BEGIN LISTED RECORDS

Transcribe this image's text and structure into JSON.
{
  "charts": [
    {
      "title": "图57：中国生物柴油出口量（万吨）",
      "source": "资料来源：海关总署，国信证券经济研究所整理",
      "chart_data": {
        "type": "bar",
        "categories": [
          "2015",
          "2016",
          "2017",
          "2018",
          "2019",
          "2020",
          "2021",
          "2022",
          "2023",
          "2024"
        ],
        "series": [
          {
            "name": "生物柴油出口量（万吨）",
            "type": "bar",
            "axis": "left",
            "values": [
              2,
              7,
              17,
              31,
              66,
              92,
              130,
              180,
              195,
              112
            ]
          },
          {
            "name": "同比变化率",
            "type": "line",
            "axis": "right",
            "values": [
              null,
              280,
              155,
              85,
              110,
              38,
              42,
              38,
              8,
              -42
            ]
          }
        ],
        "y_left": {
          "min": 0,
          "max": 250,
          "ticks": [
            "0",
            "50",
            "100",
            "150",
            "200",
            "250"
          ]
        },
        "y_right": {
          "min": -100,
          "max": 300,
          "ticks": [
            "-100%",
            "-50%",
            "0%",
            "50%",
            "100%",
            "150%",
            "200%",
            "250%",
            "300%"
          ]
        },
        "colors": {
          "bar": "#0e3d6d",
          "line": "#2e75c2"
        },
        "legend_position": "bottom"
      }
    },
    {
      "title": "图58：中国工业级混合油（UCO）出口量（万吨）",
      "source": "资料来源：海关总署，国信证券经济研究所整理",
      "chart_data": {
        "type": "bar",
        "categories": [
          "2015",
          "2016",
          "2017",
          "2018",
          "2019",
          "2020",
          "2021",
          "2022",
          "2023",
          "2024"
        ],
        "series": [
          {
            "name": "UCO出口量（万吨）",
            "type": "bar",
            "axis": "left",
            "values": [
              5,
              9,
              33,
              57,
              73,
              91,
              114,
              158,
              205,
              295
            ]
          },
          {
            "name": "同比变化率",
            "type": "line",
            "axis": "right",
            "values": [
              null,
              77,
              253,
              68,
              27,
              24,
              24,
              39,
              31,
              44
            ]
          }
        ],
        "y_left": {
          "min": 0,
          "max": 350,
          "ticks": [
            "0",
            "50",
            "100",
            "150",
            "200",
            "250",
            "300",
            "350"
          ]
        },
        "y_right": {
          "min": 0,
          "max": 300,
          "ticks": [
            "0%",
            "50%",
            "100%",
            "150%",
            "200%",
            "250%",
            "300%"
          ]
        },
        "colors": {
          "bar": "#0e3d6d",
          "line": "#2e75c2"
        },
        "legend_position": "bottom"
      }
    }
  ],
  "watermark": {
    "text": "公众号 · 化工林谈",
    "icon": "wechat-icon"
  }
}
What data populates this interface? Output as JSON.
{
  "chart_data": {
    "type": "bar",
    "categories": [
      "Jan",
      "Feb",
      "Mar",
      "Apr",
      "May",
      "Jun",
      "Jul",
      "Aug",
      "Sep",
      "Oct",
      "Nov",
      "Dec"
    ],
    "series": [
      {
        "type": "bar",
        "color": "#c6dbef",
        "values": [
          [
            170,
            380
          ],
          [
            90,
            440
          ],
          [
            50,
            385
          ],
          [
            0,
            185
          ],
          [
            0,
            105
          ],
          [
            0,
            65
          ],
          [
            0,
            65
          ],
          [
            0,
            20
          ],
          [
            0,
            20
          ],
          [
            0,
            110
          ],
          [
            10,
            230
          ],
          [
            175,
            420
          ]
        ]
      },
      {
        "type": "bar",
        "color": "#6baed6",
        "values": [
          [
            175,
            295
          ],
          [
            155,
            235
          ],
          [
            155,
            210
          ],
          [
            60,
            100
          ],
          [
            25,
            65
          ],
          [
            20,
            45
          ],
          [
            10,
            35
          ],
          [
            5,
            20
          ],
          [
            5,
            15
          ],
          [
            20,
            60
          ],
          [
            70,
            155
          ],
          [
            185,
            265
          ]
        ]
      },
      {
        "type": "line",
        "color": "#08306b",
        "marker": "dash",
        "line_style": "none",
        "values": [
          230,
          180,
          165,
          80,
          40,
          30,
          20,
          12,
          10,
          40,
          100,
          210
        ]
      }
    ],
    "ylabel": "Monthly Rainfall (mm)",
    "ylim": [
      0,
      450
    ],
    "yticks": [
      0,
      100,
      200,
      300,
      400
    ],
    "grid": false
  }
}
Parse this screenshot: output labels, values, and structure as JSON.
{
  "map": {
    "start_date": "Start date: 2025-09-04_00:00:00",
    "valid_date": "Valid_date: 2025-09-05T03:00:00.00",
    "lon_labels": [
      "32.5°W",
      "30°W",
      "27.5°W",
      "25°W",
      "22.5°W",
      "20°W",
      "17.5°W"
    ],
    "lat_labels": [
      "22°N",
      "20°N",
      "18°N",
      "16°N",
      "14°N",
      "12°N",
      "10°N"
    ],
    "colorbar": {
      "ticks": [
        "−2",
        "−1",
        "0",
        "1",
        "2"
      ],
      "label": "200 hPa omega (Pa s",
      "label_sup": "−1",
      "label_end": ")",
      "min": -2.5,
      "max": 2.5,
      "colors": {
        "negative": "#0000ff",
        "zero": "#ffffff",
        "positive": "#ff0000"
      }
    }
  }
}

END LISTED RECORDS

DO THIS :: Copy out the whole listing exactly; please set it all down.

ANSWER TO THE TASK ::
Transcribe this image's text and structure into JSON.
{
  "charts": [
    {
      "title": "图57：中国生物柴油出口量（万吨）",
      "source": "资料来源：海关总署，国信证券经济研究所整理",
      "chart_data": {
        "type": "bar",
        "categories": [
          "2015",
          "2016",
          "2017",
          "2018",
          "2019",
          "2020",
          "2021",
          "2022",
          "2023",
          "2024"
        ],
        "series": [
          {
            "name": "生物柴油出口量（万吨）",
            "type": "bar",
            "axis": "left",
            "values": [
              2,
              7,
              17,
              31,
              66,
              92,
              130,
              180,
              195,
              112
            ]
          },
          {
            "name": "同比变化率",
            "type": "line",
            "axis": "right",
            "values": [
              null,
              280,
              155,
              85,
              110,
              38,
              42,
              38,
              8,
              -42
            ]
          }
        ],
        "y_left": {
          "min": 0,
          "max": 250,
          "ticks": [
            "0",
            "50",
            "100",
            "150",
            "200",
            "250"
          ]
        },
        "y_right": {
          "min": -100,
          "max": 300,
          "ticks": [
            "-100%",
            "-50%",
            "0%",
            "50%",
            "100%",
            "150%",
            "200%",
            "250%",
            "300%"
          ]
        },
        "colors": {
          "bar": "#0e3d6d",
          "line": "#2e75c2"
        },
        "legend_position": "bottom"
      }
    },
    {
      "title": "图58：中国工业级混合油（UCO）出口量（万吨）",
      "source": "资料来源：海关总署，国信证券经济研究所整理",
      "chart_data": {
        "type": "bar",
        "categories": [
          "2015",
          "2016",
          "2017",
          "2018",
          "2019",
          "2020",
          "2021",
          "2022",
          "2023",
          "2024"
        ],
        "series": [
          {
            "name": "UCO出口量（万吨）",
            "type": "bar",
            "axis": "left",
            "values": [
              5,
              9,
              33,
              57,
              73,
              91,
              114,
              158,
              205,
              295
            ]
          },
          {
            "name": "同比变化率",
            "type": "line",
            "axis": "right",
            "values": [
              null,
              77,
              253,
              68,
              27,
              24,
              24,
              39,
              31,
              44
            ]
          }
        ],
        "y_left": {
          "min": 0,
          "max": 350,
          "ticks": [
            "0",
            "50",
            "100",
            "150",
            "200",
            "250",
            "300",
            "350"
          ]
        },
        "y_right": {
          "min": 0,
          "max": 300,
          "ticks": [
            "0%",
            "50%",
            "100%",
            "150%",
            "200%",
            "250%",
            "300%"
          ]
        },
        "colors": {
          "bar": "#0e3d6d",
          "line": "#2e75c2"
        },
        "legend_position": "bottom"
      }
    }
  ],
  "watermark": {
    "text": "公众号 · 化工林谈",
    "icon": "wechat-icon"
  }
}
What data populates this interface? Output as JSON.
{
  "chart_data": {
    "type": "bar",
    "categories": [
      "Jan",
      "Feb",
      "Mar",
      "Apr",
      "May",
      "Jun",
      "Jul",
      "Aug",
      "Sep",
      "Oct",
      "Nov",
      "Dec"
    ],
    "series": [
      {
        "type": "bar",
        "color": "#c6dbef",
        "values": [
          [
            170,
            380
          ],
          [
            90,
            440
          ],
          [
            50,
            385
          ],
          [
            0,
            185
          ],
          [
            0,
            105
          ],
          [
            0,
            65
          ],
          [
            0,
            65
          ],
          [
            0,
            20
          ],
          [
            0,
            20
          ],
          [
            0,
            110
          ],
          [
            10,
            230
          ],
          [
            175,
            420
          ]
        ]
      },
      {
        "type": "bar",
        "color": "#6baed6",
        "values": [
          [
            175,
            295
          ],
          [
            155,
            235
          ],
          [
            155,
            210
          ],
          [
            60,
            100
          ],
          [
            25,
            65
          ],
          [
            20,
            45
          ],
          [
            10,
            35
          ],
          [
            5,
            20
          ],
          [
            5,
            15
          ],
          [
            20,
            60
          ],
          [
            70,
            155
          ],
          [
            185,
            265
          ]
        ]
      },
      {
        "type": "line",
        "color": "#08306b",
        "marker": "dash",
        "line_style": "none",
        "values": [
          230,
          180,
          165,
          80,
          40,
          30,
          20,
          12,
          10,
          40,
          100,
          210
        ]
      }
    ],
    "ylabel": "Monthly Rainfall (mm)",
    "ylim": [
      0,
      450
    ],
    "yticks": [
      0,
      100,
      200,
      300,
      400
    ],
    "grid": false
  }
}
Parse this screenshot: output labels, values, and structure as JSON.
{
  "map": {
    "start_date": "Start date: 2025-09-04_00:00:00",
    "valid_date": "Valid_date: 2025-09-05T03:00:00.00",
    "lon_labels": [
      "32.5°W",
      "30°W",
      "27.5°W",
      "25°W",
      "22.5°W",
      "20°W",
      "17.5°W"
    ],
    "lat_labels": [
      "22°N",
      "20°N",
      "18°N",
      "16°N",
      "14°N",
      "12°N",
      "10°N"
    ],
    "colorbar": {
      "ticks": [
        "−2",
        "−1",
        "0",
        "1",
        "2"
      ],
      "label": "200 hPa omega (Pa s",
      "label_sup": "−1",
      "label_end": ")",
      "min": -2.5,
      "max": 2.5,
      "colors": {
        "negative": "#0000ff",
        "zero": "#ffffff",
        "positive": "#ff0000"
      }
    }
  }
}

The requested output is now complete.